REQUEST A: Reproduce word for word the lines of the records that begin with the line containing "- spectrogram-cell: [272, 51, 277, 56]" and end with the line containing "- spectrogram-cell: [272, 239, 278, 246]", including both of those lines.

DOCUMENT:
If no one else does first, I will get the copy out next week and scan it.


Hero! It's peanut butter jelly time!
mrfang
Sir Ruff wrote:

If no one else does first, I will get the copy out next week and scan it.


Ping!
thresholdpeople
Yes, please Sir Ruff!
NYMo
Yes please...I'm another 101 owner hihi

Cheers
construct09
nodnod
Jiva
I know this post is old, and maybe no one cares at this point but I thought I’d respond here, since I know a thing or two about this book. You see, it was written by my dad, Robert DeVoe.

First, how’d I get here? Well, I was having dinner with some coworkers, and one of them mentioned he was into synthesizers, so I said “Wow! That’s cool. My dad wrote a book about synthesizers back in the 70s.” And he was very curious about it, so I did a quick google search for his book, and came across this thread.

Dataset records:
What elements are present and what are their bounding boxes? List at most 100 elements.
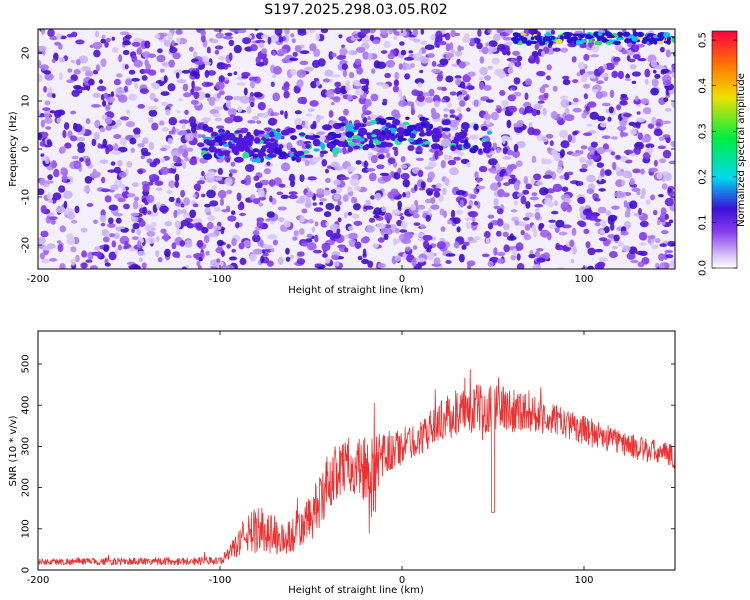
- spectrogram-cell: [272, 51, 277, 56]
- spectrogram-cell: [88, 78, 95, 86]
- spectrogram-cell: [294, 45, 302, 53]
- spectrogram-cell: [224, 117, 234, 124]
- spectrogram-cell: [52, 192, 62, 201]
- spectrogram-cell: [175, 29, 183, 35]
- spectrogram-y-tick-label: 20: [21, 47, 32, 60]
- spectrogram-cell: [431, 60, 437, 67]
- spectrogram-cell: [168, 180, 176, 188]
- spectrogram-cell: [539, 187, 549, 196]
- spectrogram-cell: [216, 239, 224, 247]
- spectrogram-cell: [354, 241, 362, 249]
- spectrogram-cell: [670, 140, 675, 148]
- spectrogram-cell: [93, 49, 101, 58]
- spectrogram-cell: [387, 191, 396, 199]
- spectrogram-cell: [577, 196, 586, 205]
- spectrogram-cell: [311, 226, 316, 232]
- spectrogram-band-cell: [402, 121, 410, 126]
- spectrogram-cell: [661, 183, 668, 190]
- spectrogram-cell: [531, 192, 538, 197]
- spectrogram-cell: [567, 134, 572, 143]
- spectrogram-cell: [188, 116, 196, 125]
- spectrogram-cell: [206, 46, 211, 54]
- spectrogram-cell: [204, 203, 211, 208]
- spectrogram-cell: [385, 152, 391, 159]
- spectrogram-cell: [270, 247, 275, 253]
- spectrogram-cell: [631, 80, 637, 84]
- spectrogram-cell: [616, 104, 622, 111]
- spectrogram-cell: [634, 95, 639, 102]
- spectrogram-cell: [394, 227, 400, 234]
- spectrogram-cell: [393, 79, 399, 87]
- spectrogram-cell: [71, 155, 79, 160]
- spectrogram-cell: [51, 93, 56, 99]
- spectrogram-cell: [193, 253, 203, 259]
- spectrogram-cell: [401, 62, 409, 71]
- spectrogram-y-tick-label: 0: [21, 146, 32, 152]
- spectrogram-cell: [171, 242, 177, 250]
- spectrogram-cell: [190, 89, 195, 96]
- spectrogram-cell: [123, 85, 129, 93]
- spectrogram-cell: [102, 236, 110, 243]
- spectrogram-cell: [75, 254, 80, 263]
- spectrogram-cell: [272, 239, 278, 246]
- spectrogram-band-cell: [313, 148, 320, 152]
- spectrogram-band-cell: [225, 132, 236, 141]
- spectrogram-cell: [89, 265, 98, 269]
- spectrogram-cell: [632, 54, 641, 60]
- spectrogram-cell: [313, 77, 319, 82]
- spectrogram-cell: [157, 257, 163, 263]
- spectrogram-band-cell: [358, 137, 365, 142]
- spectrogram-cell: [214, 49, 220, 55]
- colorbar-tick-label: 0.1: [698, 214, 709, 230]
- spectrogram-cell: [468, 211, 478, 218]
- spectrogram-cell: [182, 83, 189, 92]
- spectrogram-cell: [382, 98, 388, 104]
- spectrogram-cell: [207, 70, 217, 76]
- spectrogram-line-cell: [544, 33, 552, 37]
- spectrogram-cell: [200, 34, 206, 43]
- spectrogram-cell: [597, 206, 607, 214]
- spectrogram-cell: [532, 264, 541, 269]
- spectrogram-cell: [134, 265, 141, 269]
- spectrogram-cell: [160, 91, 170, 96]
- spectrogram-cell: [41, 258, 51, 264]
- spectrogram-cell: [67, 68, 73, 73]
- spectrogram-band-cell: [481, 126, 488, 131]
- spectrogram-cell: [316, 188, 325, 195]
- spectrogram-cell: [601, 102, 611, 107]
- spectrogram-cell: [488, 46, 498, 53]
- spectrogram-cell: [133, 196, 140, 202]
- spectrogram-cell: [601, 219, 607, 229]
- spectrogram-cell: [353, 220, 363, 226]
- spectrogram-cell: [40, 153, 45, 158]
- spectrogram-cell: [496, 208, 504, 215]
- spectrogram-cell: [455, 77, 461, 86]
- spectrogram-cell: [427, 251, 435, 261]
- spectrogram-cell: [46, 243, 56, 249]
- spectrogram-cell: [104, 262, 111, 267]
- spectrogram-cell: [166, 168, 176, 174]
- spectrogram-cell: [44, 111, 50, 119]
- spectrogram-cell: [584, 204, 590, 210]
- spectrogram-cell: [662, 134, 671, 138]
- spectrogram-cell: [308, 132, 313, 137]
- spectrogram-cell: [369, 172, 377, 182]
- spectrogram-cell: [629, 63, 637, 70]
- spectrogram-cell: [436, 241, 446, 250]
- spectrogram-cell: [438, 194, 444, 202]
- spectrogram-cell: [240, 127, 249, 134]
- spectrogram-cell: [45, 180, 54, 184]
- spectrogram-cell: [626, 252, 636, 260]
- spectrogram-cell: [121, 190, 130, 199]
- spectrogram-cell: [111, 36, 116, 41]
- spectrogram-cell: [292, 236, 298, 241]
- spectrogram-cell: [402, 252, 408, 260]
- spectrogram-line-cell: [671, 37, 675, 44]
- spectrogram-band-cell: [242, 151, 250, 159]
- spectrogram-cell: [427, 53, 435, 58]
- spectrogram-line-cell: [548, 40, 554, 46]
- spectrogram-cell: [167, 83, 176, 92]
- spectrogram-cell: [457, 94, 465, 102]
- spectrogram-band-cell: [234, 156, 244, 163]
- spectrogram-cell: [94, 246, 101, 251]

REQUEST B: From the forum thread about the synthesizer book, quote the passage that begins with the words "Hero! It's peanut" and ends with the words "please Sir Ruff!".

FULL SOLUTION A:
- spectrogram-cell: [272, 51, 277, 56]
- spectrogram-cell: [88, 78, 95, 86]
- spectrogram-cell: [294, 45, 302, 53]
- spectrogram-cell: [224, 117, 234, 124]
- spectrogram-cell: [52, 192, 62, 201]
- spectrogram-cell: [175, 29, 183, 35]
- spectrogram-y-tick-label: 20: [21, 47, 32, 60]
- spectrogram-cell: [431, 60, 437, 67]
- spectrogram-cell: [168, 180, 176, 188]
- spectrogram-cell: [539, 187, 549, 196]
- spectrogram-cell: [216, 239, 224, 247]
- spectrogram-cell: [354, 241, 362, 249]
- spectrogram-cell: [670, 140, 675, 148]
- spectrogram-cell: [93, 49, 101, 58]
- spectrogram-cell: [387, 191, 396, 199]
- spectrogram-cell: [577, 196, 586, 205]
- spectrogram-cell: [311, 226, 316, 232]
- spectrogram-band-cell: [402, 121, 410, 126]
- spectrogram-cell: [661, 183, 668, 190]
- spectrogram-cell: [531, 192, 538, 197]
- spectrogram-cell: [567, 134, 572, 143]
- spectrogram-cell: [188, 116, 196, 125]
- spectrogram-cell: [206, 46, 211, 54]
- spectrogram-cell: [204, 203, 211, 208]
- spectrogram-cell: [385, 152, 391, 159]
- spectrogram-cell: [270, 247, 275, 253]
- spectrogram-cell: [631, 80, 637, 84]
- spectrogram-cell: [616, 104, 622, 111]
- spectrogram-cell: [634, 95, 639, 102]
- spectrogram-cell: [394, 227, 400, 234]
- spectrogram-cell: [393, 79, 399, 87]
- spectrogram-cell: [71, 155, 79, 160]
- spectrogram-cell: [51, 93, 56, 99]
- spectrogram-cell: [193, 253, 203, 259]
- spectrogram-cell: [401, 62, 409, 71]
- spectrogram-y-tick-label: 0: [21, 146, 32, 152]
- spectrogram-cell: [171, 242, 177, 250]
- spectrogram-cell: [190, 89, 195, 96]
- spectrogram-cell: [123, 85, 129, 93]
- spectrogram-cell: [102, 236, 110, 243]
- spectrogram-cell: [75, 254, 80, 263]
- spectrogram-cell: [272, 239, 278, 246]

FULL SOLUTION B:
Hero! It's peanut butter jelly time!
mrfang
Sir Ruff wrote:

If no one else does first, I will get the copy out next week and scan it.


Ping!
thresholdpeople
Yes, please Sir Ruff!